• Task to complete:
Report how many lines contain "весь". The answer is a single number.

[A block of data]

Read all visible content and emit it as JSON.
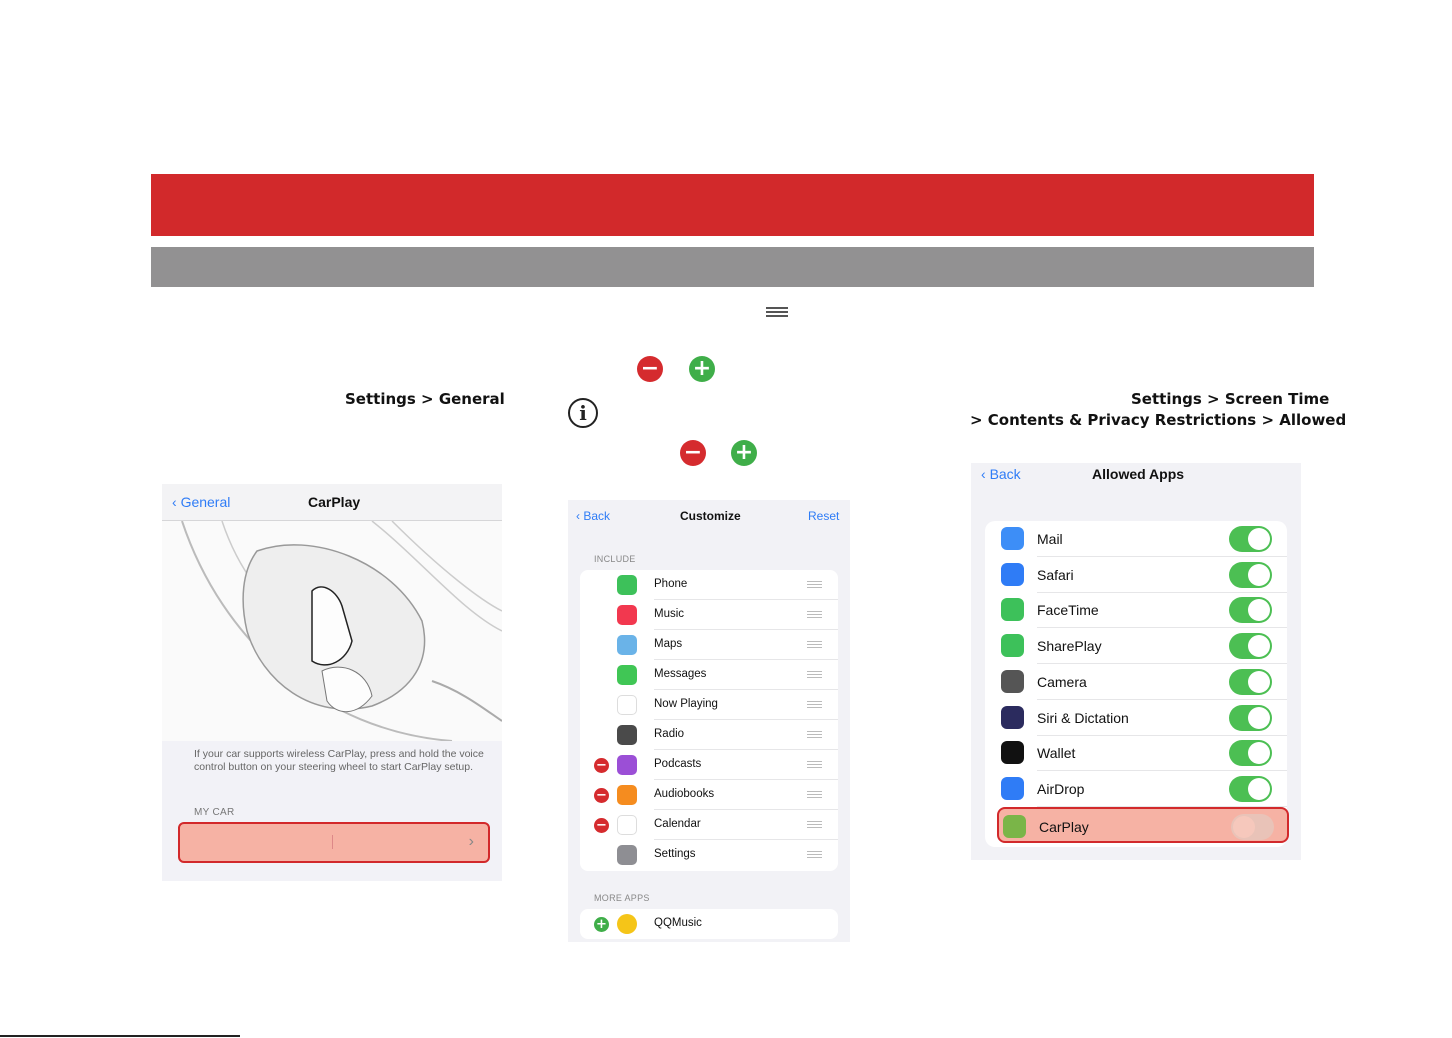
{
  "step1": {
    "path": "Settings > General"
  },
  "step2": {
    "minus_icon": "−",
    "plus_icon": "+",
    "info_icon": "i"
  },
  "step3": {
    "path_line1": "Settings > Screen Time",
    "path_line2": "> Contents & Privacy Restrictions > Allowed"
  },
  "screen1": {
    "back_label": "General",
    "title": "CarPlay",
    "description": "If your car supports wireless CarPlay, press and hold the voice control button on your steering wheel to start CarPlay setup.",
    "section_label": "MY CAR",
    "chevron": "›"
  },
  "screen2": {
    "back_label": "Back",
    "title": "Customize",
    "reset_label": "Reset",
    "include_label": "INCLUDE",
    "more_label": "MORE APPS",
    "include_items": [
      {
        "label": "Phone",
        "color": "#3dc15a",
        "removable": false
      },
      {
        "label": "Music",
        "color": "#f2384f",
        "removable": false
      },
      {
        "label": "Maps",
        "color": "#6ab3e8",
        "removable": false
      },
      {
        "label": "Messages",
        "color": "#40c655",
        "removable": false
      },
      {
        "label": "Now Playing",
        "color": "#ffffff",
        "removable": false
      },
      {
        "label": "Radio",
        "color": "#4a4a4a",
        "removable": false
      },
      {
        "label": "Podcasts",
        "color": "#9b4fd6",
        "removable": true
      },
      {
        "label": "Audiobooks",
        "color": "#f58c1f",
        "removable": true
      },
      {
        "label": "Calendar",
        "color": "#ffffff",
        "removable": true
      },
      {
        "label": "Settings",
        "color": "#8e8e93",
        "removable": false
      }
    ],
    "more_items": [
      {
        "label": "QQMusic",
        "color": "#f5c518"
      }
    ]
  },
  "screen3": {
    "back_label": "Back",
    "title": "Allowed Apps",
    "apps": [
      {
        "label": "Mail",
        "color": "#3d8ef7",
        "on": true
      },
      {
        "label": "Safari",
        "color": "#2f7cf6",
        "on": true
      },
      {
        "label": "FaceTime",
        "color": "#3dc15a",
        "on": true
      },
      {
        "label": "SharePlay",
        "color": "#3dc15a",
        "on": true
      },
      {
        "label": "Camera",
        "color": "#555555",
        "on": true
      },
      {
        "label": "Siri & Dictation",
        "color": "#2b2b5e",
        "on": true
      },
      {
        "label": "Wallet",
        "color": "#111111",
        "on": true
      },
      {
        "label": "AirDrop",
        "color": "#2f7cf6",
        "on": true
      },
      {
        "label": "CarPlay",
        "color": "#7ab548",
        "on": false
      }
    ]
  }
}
---
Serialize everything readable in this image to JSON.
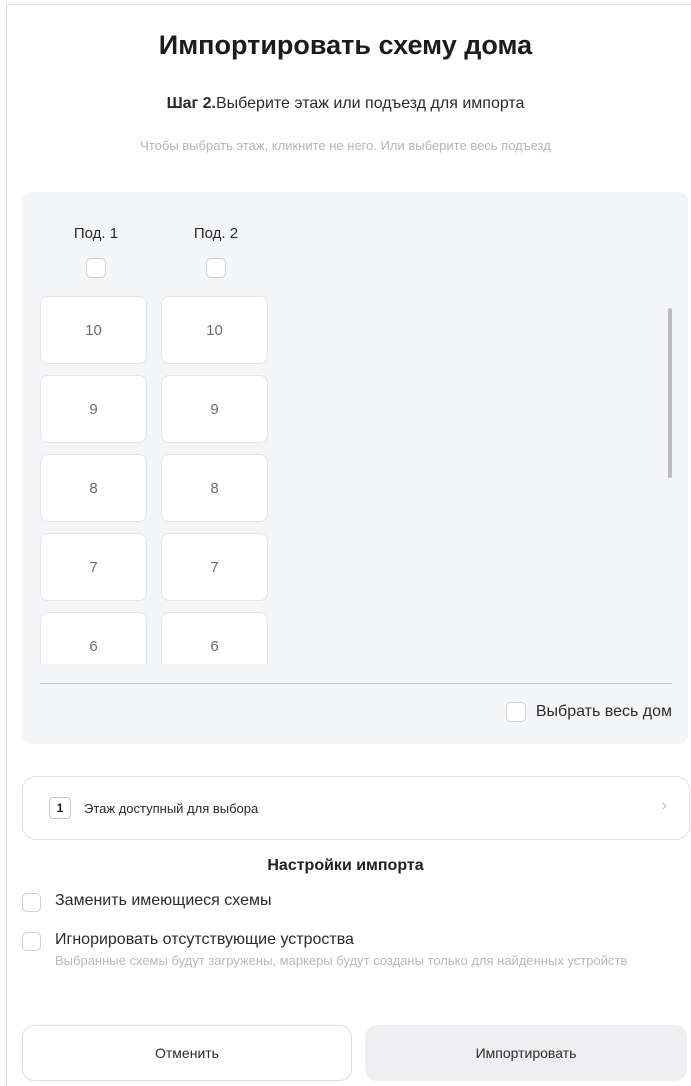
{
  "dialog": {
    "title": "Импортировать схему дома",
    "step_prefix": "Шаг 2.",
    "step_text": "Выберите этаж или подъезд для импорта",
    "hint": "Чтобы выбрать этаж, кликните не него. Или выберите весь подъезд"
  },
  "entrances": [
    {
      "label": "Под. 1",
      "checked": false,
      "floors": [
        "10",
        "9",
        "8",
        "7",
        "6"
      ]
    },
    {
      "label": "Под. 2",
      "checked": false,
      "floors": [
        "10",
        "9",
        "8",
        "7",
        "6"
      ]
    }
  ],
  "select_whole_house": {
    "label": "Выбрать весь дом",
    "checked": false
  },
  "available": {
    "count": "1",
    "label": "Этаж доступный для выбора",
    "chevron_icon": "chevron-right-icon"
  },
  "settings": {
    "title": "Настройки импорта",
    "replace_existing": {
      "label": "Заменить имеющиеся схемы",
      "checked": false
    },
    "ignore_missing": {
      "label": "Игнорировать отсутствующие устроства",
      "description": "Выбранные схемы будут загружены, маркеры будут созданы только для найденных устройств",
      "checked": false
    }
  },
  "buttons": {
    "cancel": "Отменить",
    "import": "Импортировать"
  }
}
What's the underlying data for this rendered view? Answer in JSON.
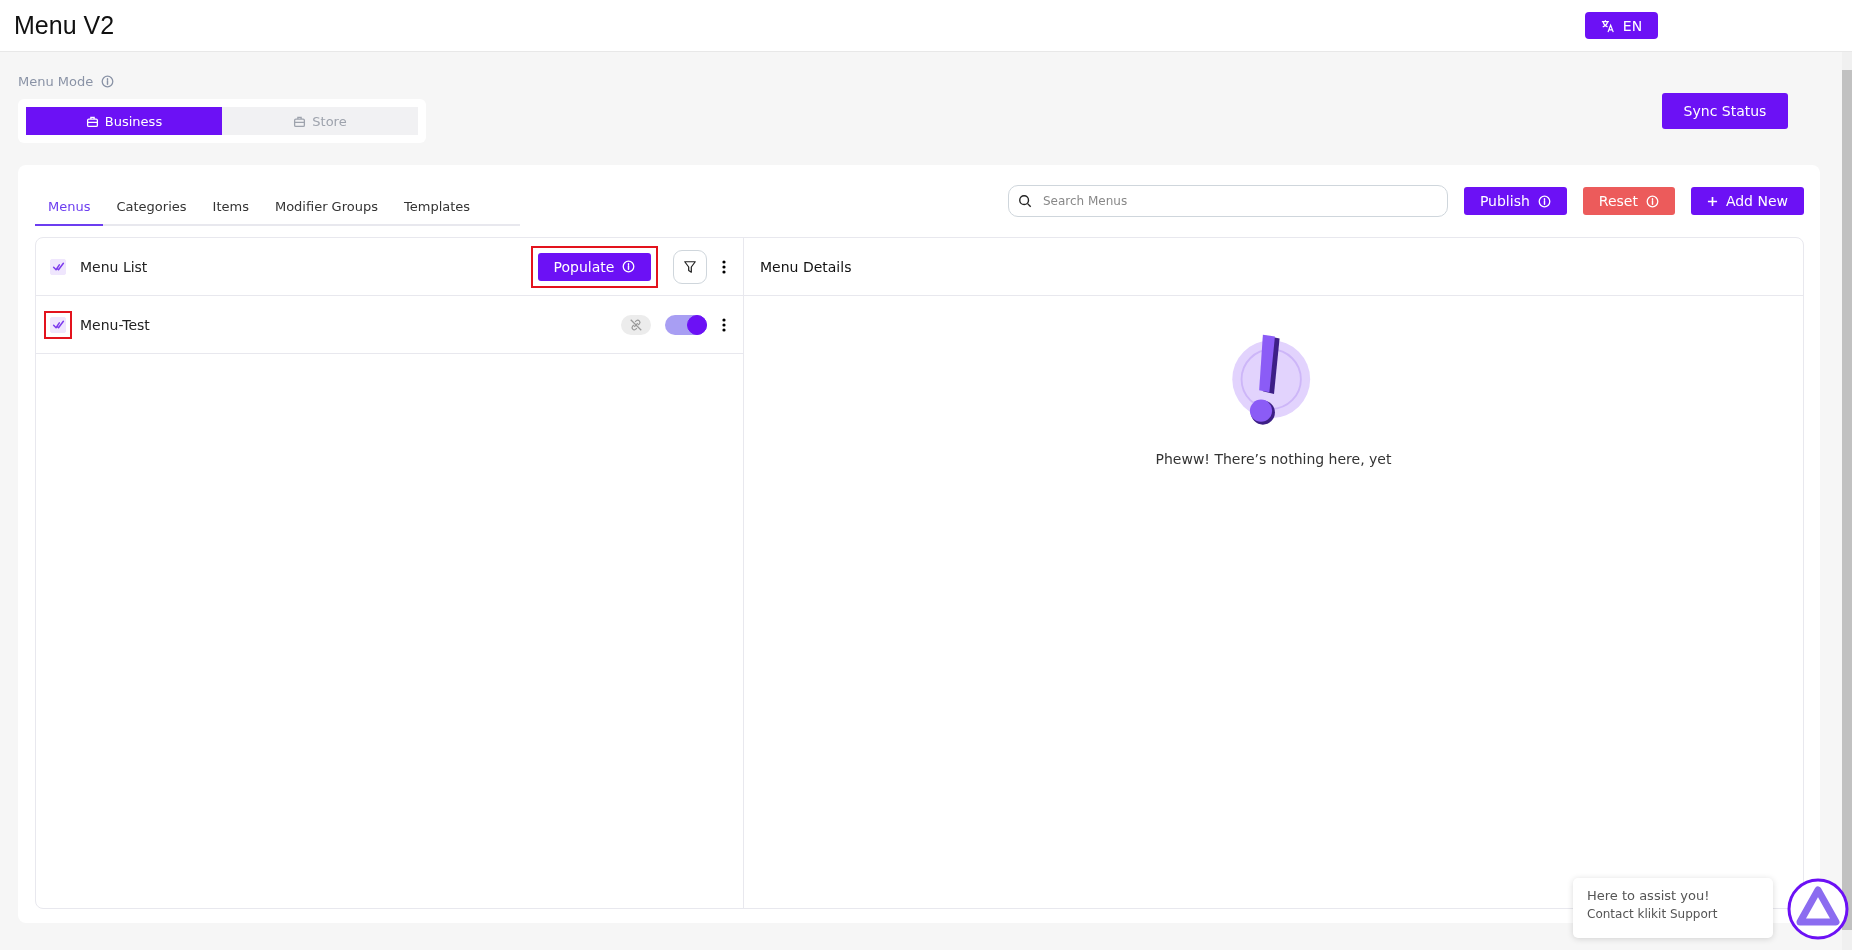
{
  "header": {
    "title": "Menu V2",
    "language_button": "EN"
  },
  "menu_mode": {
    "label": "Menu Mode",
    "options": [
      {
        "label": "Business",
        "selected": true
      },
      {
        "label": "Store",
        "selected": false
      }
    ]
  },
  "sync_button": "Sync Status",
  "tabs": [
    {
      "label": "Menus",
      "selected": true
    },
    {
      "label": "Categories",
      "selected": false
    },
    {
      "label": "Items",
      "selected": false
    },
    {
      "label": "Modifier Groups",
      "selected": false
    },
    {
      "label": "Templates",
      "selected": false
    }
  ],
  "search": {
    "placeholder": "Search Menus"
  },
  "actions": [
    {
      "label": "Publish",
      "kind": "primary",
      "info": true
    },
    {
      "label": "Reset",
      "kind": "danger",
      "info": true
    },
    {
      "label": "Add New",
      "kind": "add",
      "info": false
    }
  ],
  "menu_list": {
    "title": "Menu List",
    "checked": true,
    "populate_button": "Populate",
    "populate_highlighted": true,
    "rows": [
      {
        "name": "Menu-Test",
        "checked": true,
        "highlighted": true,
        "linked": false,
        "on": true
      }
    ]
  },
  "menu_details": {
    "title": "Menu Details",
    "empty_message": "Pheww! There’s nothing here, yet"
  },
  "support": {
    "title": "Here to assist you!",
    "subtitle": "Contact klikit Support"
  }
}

• Response:
2